Task brief
Pictures do not belong in your copy. Repeat all the other data exactly.

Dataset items
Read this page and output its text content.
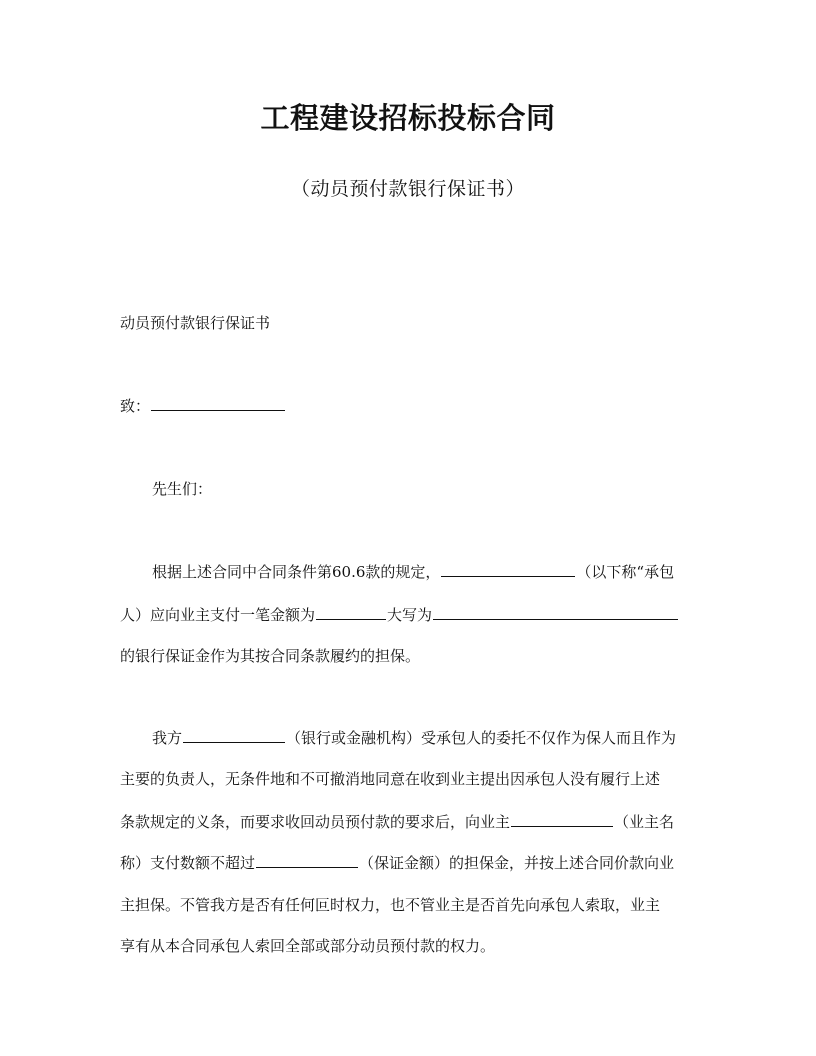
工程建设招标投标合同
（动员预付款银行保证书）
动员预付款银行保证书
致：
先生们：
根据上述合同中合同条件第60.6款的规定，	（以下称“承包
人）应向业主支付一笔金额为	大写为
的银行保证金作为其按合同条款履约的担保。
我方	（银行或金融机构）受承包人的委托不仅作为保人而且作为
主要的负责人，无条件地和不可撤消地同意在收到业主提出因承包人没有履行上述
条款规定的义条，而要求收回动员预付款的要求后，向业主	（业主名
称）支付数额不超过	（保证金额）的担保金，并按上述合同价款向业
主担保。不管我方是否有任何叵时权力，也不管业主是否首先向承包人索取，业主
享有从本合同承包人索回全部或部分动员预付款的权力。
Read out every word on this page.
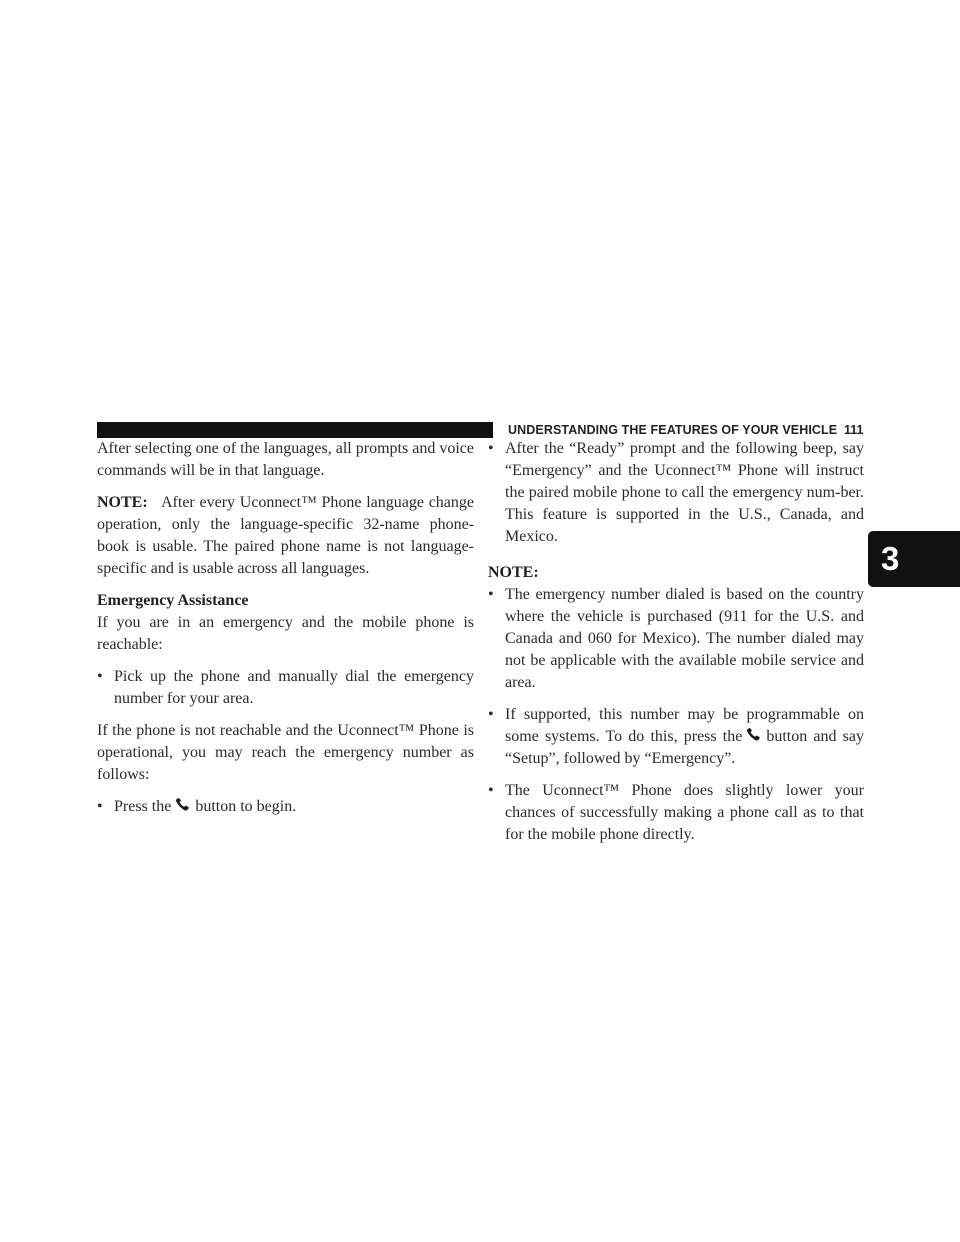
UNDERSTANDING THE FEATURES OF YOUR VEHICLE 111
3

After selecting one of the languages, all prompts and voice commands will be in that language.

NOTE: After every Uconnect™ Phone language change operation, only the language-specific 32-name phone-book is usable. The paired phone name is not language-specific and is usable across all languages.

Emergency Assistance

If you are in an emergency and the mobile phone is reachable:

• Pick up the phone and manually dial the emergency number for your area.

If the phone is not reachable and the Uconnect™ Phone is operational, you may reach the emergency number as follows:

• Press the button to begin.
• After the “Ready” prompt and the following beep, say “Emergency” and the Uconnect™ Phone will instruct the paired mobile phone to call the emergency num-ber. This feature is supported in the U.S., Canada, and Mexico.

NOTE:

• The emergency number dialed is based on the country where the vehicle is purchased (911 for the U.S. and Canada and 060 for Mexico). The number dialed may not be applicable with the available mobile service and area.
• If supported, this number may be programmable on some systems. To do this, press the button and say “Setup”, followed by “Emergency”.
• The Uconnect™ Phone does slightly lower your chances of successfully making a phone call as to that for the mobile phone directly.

Correct answer
Read this page and output its text content.
工程建设招标投标合同
（动员预付款银行保证书）
动员预付款银行保证书
致：
先生们：
根据上述合同中合同条件第60.6款的规定，	（以下称“承包
人）应向业主支付一笔金额为	大写为
的银行保证金作为其按合同条款履约的担保。
我方	（银行或金融机构）受承包人的委托不仅作为保人而且作为
主要的负责人，无条件地和不可撤消地同意在收到业主提出因承包人没有履行上述
条款规定的义条，而要求收回动员预付款的要求后，向业主	（业主名
称）支付数额不超过	（保证金额）的担保金，并按上述合同价款向业
主担保。不管我方是否有任何叵时权力，也不管业主是否首先向承包人索取，业主
享有从本合同承包人索回全部或部分动员预付款的权力。
Read out every word on this page.
UNDERSTANDING THE FEATURES OF YOUR VEHICLE 111
3

After selecting one of the languages, all prompts and voice commands will be in that language.

NOTE: After every Uconnect™ Phone language change operation, only the language-specific 32-name phone-book is usable. The paired phone name is not language-specific and is usable across all languages.

Emergency Assistance

If you are in an emergency and the mobile phone is reachable:

• Pick up the phone and manually dial the emergency number for your area.

If the phone is not reachable and the Uconnect™ Phone is operational, you may reach the emergency number as follows:

• Press the button to begin.
• After the “Ready” prompt and the following beep, say “Emergency” and the Uconnect™ Phone will instruct the paired mobile phone to call the emergency num-ber. This feature is supported in the U.S., Canada, and Mexico.

NOTE:

• The emergency number dialed is based on the country where the vehicle is purchased (911 for the U.S. and Canada and 060 for Mexico). The number dialed may not be applicable with the available mobile service and area.
• If supported, this number may be programmable on some systems. To do this, press the button and say “Setup”, followed by “Emergency”.
• The Uconnect™ Phone does slightly lower your chances of successfully making a phone call as to that for the mobile phone directly.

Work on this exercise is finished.